--- EXCERPTED RECORDS ---
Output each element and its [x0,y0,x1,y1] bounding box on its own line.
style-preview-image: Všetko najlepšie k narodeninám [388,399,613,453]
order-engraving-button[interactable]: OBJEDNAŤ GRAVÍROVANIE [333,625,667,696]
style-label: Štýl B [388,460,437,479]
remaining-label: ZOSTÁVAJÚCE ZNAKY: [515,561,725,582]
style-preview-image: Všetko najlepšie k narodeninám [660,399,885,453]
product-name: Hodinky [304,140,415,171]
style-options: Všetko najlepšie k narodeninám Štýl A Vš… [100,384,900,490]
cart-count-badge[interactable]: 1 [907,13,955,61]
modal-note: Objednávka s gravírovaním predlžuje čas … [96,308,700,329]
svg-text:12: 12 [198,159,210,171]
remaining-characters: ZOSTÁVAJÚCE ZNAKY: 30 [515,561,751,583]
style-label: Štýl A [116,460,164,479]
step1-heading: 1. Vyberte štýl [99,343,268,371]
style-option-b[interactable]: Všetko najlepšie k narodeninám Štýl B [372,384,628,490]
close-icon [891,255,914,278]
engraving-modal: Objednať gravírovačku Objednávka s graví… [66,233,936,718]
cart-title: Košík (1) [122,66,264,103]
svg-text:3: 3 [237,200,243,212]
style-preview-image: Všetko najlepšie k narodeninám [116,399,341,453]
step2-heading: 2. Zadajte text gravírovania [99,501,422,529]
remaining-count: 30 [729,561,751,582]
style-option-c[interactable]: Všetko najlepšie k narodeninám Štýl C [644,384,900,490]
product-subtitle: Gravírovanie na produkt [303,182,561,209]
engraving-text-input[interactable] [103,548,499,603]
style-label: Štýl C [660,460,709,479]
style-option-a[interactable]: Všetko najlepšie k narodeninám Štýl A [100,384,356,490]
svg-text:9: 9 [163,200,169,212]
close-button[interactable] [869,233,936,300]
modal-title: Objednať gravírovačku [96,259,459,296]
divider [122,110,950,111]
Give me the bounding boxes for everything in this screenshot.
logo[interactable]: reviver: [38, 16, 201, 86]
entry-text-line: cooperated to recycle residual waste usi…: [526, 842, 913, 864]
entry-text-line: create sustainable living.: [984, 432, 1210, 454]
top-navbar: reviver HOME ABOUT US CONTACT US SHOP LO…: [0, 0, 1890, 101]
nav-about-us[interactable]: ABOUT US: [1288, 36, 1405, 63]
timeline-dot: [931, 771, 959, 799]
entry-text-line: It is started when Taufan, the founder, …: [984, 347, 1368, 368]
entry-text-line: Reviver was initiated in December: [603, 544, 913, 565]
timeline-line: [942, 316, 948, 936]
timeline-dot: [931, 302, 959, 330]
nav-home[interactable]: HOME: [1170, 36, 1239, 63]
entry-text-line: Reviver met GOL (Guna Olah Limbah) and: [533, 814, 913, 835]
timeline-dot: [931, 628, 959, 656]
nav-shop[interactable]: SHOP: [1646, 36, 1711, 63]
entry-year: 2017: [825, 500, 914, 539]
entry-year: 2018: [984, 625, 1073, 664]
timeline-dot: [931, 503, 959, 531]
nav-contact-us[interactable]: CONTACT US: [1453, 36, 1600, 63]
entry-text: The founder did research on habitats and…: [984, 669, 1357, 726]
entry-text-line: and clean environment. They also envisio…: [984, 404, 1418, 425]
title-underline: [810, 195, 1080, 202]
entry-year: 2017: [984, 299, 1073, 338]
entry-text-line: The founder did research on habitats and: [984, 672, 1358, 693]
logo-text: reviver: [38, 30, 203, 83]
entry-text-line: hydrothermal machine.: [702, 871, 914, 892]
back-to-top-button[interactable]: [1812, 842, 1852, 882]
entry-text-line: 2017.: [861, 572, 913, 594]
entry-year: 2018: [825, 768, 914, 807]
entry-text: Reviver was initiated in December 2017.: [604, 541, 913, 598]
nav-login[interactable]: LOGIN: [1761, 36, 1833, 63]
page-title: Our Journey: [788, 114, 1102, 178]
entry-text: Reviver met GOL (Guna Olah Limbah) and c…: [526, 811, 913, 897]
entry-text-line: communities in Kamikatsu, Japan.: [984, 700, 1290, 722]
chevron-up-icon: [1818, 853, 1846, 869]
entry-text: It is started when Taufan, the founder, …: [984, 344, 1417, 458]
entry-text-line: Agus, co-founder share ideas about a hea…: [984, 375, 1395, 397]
---
WORK TO COMPLETE:
Return every line of the listing above, unchanged and in the same order.

EXERCISE RESULT:
Output each element and its [x0,y0,x1,y1] bounding box on its own line.
style-preview-image: Všetko najlepšie k narodeninám [388,399,613,453]
order-engraving-button[interactable]: OBJEDNAŤ GRAVÍROVANIE [333,625,667,696]
style-label: Štýl B [388,460,437,479]
remaining-label: ZOSTÁVAJÚCE ZNAKY: [515,561,725,582]
style-preview-image: Všetko najlepšie k narodeninám [660,399,885,453]
product-name: Hodinky [304,140,415,171]
style-options: Všetko najlepšie k narodeninám Štýl A Vš… [100,384,900,490]
cart-count-badge[interactable]: 1 [907,13,955,61]
modal-note: Objednávka s gravírovaním predlžuje čas … [96,308,700,329]
svg-text:12: 12 [198,159,210,171]
remaining-characters: ZOSTÁVAJÚCE ZNAKY: 30 [515,561,751,583]
style-label: Štýl A [116,460,164,479]
step1-heading: 1. Vyberte štýl [99,343,268,371]
style-option-b[interactable]: Všetko najlepšie k narodeninám Štýl B [372,384,628,490]
close-icon [891,255,914,278]
engraving-modal: Objednať gravírovačku Objednávka s graví… [66,233,936,718]
cart-title: Košík (1) [122,66,264,103]
svg-text:3: 3 [237,200,243,212]
style-preview-image: Všetko najlepšie k narodeninám [116,399,341,453]
step2-heading: 2. Zadajte text gravírovania [99,501,422,529]
remaining-count: 30 [729,561,751,582]
style-option-c[interactable]: Všetko najlepšie k narodeninám Štýl C [644,384,900,490]
product-subtitle: Gravírovanie na produkt [303,182,561,209]
engraving-text-input[interactable] [103,548,499,603]
style-label: Štýl C [660,460,709,479]
style-option-a[interactable]: Všetko najlepšie k narodeninám Štýl A [100,384,356,490]
svg-text:9: 9 [163,200,169,212]
close-button[interactable] [869,233,936,300]
modal-title: Objednať gravírovačku [96,259,459,296]
divider [122,110,950,111]
Give me the bounding boxes for everything in this screenshot.
logo[interactable]: reviver: [38, 16, 201, 86]
entry-text-line: cooperated to recycle residual waste usi…: [526, 842, 913, 864]
entry-text-line: create sustainable living.: [984, 432, 1210, 454]
top-navbar: reviver HOME ABOUT US CONTACT US SHOP LO…: [0, 0, 1890, 101]
nav-about-us[interactable]: ABOUT US: [1288, 36, 1405, 63]
timeline-dot: [931, 771, 959, 799]
entry-text-line: It is started when Taufan, the founder, …: [984, 347, 1368, 368]
entry-text-line: Reviver was initiated in December: [603, 544, 913, 565]
timeline-line: [942, 316, 948, 936]
timeline-dot: [931, 302, 959, 330]
nav-home[interactable]: HOME: [1170, 36, 1239, 63]
entry-text-line: Reviver met GOL (Guna Olah Limbah) and: [533, 814, 913, 835]
timeline-dot: [931, 628, 959, 656]
nav-shop[interactable]: SHOP: [1646, 36, 1711, 63]
entry-year: 2017: [825, 500, 914, 539]
entry-year: 2018: [984, 625, 1073, 664]
timeline-dot: [931, 503, 959, 531]
nav-contact-us[interactable]: CONTACT US: [1453, 36, 1600, 63]
entry-text: The founder did research on habitats and…: [984, 669, 1357, 726]
entry-text-line: and clean environment. They also envisio…: [984, 404, 1418, 425]
title-underline: [810, 195, 1080, 202]
entry-year: 2017: [984, 299, 1073, 338]
entry-text-line: The founder did research on habitats and: [984, 672, 1358, 693]
logo-text: reviver: [38, 30, 203, 83]
entry-text-line: hydrothermal machine.: [702, 871, 914, 892]
back-to-top-button[interactable]: [1812, 842, 1852, 882]
entry-text-line: 2017.: [861, 572, 913, 594]
entry-year: 2018: [825, 768, 914, 807]
entry-text: Reviver was initiated in December 2017.: [604, 541, 913, 598]
nav-login[interactable]: LOGIN: [1761, 36, 1833, 63]
page-title: Our Journey: [788, 114, 1102, 178]
entry-text: Reviver met GOL (Guna Olah Limbah) and c…: [526, 811, 913, 897]
entry-text-line: communities in Kamikatsu, Japan.: [984, 700, 1290, 722]
chevron-up-icon: [1818, 853, 1846, 869]
entry-text: It is started when Taufan, the founder, …: [984, 344, 1417, 458]
entry-text-line: Agus, co-founder share ideas about a hea…: [984, 375, 1395, 397]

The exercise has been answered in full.